● **Instructions to follow**:
Look through the entries below and report how many lines hold the string "What". Only the number is wanted.

━━━━━━━━━━━━━━━━━━━━

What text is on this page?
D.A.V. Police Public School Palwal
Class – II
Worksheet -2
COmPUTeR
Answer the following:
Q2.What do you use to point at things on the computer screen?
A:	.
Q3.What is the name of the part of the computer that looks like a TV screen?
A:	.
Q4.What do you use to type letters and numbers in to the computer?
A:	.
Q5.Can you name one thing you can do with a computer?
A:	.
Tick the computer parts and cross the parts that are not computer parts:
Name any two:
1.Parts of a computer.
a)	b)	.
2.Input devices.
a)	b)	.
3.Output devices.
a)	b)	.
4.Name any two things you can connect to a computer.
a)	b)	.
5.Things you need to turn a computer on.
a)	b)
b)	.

━━━━━━━━━━━━━━━━━━━━

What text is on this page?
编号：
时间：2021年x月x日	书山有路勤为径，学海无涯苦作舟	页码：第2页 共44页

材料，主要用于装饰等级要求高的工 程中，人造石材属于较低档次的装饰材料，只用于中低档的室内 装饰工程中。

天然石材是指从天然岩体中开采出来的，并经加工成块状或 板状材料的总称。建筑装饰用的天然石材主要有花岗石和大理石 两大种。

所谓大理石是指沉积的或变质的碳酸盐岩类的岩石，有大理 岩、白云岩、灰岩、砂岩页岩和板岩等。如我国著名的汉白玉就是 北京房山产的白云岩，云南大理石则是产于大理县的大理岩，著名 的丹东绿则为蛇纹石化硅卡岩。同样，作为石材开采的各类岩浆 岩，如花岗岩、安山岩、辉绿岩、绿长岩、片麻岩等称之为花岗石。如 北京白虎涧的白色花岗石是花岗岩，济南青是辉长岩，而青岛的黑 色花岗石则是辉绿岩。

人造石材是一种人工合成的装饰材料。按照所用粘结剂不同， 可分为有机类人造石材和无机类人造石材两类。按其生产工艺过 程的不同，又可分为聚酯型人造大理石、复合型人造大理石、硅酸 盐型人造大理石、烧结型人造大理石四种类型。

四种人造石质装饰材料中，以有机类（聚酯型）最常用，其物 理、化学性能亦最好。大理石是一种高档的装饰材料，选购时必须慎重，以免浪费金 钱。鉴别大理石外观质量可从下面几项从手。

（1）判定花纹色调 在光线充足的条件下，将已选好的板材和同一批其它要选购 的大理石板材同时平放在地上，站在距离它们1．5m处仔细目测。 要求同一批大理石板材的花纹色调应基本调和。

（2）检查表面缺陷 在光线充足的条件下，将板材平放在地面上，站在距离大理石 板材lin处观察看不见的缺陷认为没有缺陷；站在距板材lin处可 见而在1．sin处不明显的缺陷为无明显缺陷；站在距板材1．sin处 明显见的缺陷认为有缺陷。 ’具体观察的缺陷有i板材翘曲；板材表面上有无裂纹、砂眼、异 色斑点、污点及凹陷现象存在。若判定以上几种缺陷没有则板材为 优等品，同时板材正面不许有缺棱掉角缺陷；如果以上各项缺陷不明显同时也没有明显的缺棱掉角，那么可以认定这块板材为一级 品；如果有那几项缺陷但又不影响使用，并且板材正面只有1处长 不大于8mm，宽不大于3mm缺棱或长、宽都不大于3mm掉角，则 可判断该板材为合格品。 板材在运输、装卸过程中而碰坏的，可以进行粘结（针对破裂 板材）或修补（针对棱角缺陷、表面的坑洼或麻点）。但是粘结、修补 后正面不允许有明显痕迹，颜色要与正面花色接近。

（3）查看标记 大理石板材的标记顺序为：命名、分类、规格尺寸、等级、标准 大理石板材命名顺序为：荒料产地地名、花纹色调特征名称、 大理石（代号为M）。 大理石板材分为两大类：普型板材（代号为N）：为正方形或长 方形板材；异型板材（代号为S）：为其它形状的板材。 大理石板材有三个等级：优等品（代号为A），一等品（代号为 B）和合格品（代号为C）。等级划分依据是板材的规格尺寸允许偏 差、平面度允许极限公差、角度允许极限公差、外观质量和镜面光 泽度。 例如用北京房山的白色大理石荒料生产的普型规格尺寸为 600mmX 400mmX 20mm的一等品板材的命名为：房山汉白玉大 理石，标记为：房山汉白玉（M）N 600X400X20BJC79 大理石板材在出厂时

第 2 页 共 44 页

━━━━━━━━━━━━━━━━━━━━

● **Exercise response**:
5